Will you quote all of the entries, word for word?

# MATERIAL TO PROCESS
[START]

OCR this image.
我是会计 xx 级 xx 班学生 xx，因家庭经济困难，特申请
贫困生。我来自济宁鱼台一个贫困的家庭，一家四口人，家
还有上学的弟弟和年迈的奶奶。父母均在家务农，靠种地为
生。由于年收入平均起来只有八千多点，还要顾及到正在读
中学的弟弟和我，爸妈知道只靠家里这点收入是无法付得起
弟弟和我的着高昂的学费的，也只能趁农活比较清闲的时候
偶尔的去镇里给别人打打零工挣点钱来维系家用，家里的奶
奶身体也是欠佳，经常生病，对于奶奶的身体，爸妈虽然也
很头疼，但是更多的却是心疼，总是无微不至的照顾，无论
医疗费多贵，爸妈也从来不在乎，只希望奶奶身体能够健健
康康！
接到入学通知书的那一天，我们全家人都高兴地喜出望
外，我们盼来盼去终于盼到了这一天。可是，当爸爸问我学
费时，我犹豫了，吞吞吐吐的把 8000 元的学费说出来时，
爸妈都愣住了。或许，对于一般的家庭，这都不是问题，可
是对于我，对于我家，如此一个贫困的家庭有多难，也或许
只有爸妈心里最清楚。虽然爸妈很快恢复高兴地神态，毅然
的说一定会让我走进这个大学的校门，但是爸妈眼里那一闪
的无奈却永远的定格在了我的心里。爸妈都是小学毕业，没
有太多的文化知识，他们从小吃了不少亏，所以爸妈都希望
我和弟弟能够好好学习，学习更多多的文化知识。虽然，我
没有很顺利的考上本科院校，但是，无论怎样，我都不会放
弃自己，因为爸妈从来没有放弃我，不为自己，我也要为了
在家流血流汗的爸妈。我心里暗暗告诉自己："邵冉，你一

[END]

# RESULT
OCR this image.
我是会计 xx 级 xx 班学生 xx，因家庭经济困难，特申请
贫困生。我来自济宁鱼台一个贫困的家庭，一家四口人，家
还有上学的弟弟和年迈的奶奶。父母均在家务农，靠种地为
生。由于年收入平均起来只有八千多点，还要顾及到正在读
中学的弟弟和我，爸妈知道只靠家里这点收入是无法付得起
弟弟和我的着高昂的学费的，也只能趁农活比较清闲的时候
偶尔的去镇里给别人打打零工挣点钱来维系家用，家里的奶
奶身体也是欠佳，经常生病，对于奶奶的身体，爸妈虽然也
很头疼，但是更多的却是心疼，总是无微不至的照顾，无论
医疗费多贵，爸妈也从来不在乎，只希望奶奶身体能够健健
康康！
接到入学通知书的那一天，我们全家人都高兴地喜出望
外，我们盼来盼去终于盼到了这一天。可是，当爸爸问我学
费时，我犹豫了，吞吞吐吐的把 8000 元的学费说出来时，
爸妈都愣住了。或许，对于一般的家庭，这都不是问题，可
是对于我，对于我家，如此一个贫困的家庭有多难，也或许
只有爸妈心里最清楚。虽然爸妈很快恢复高兴地神态，毅然
的说一定会让我走进这个大学的校门，但是爸妈眼里那一闪
的无奈却永远的定格在了我的心里。爸妈都是小学毕业，没
有太多的文化知识，他们从小吃了不少亏，所以爸妈都希望
我和弟弟能够好好学习，学习更多多的文化知识。虽然，我
没有很顺利的考上本科院校，但是，无论怎样，我都不会放
弃自己，因为爸妈从来没有放弃我，不为自己，我也要为了
在家流血流汗的爸妈。我心里暗暗告诉自己："邵冉，你一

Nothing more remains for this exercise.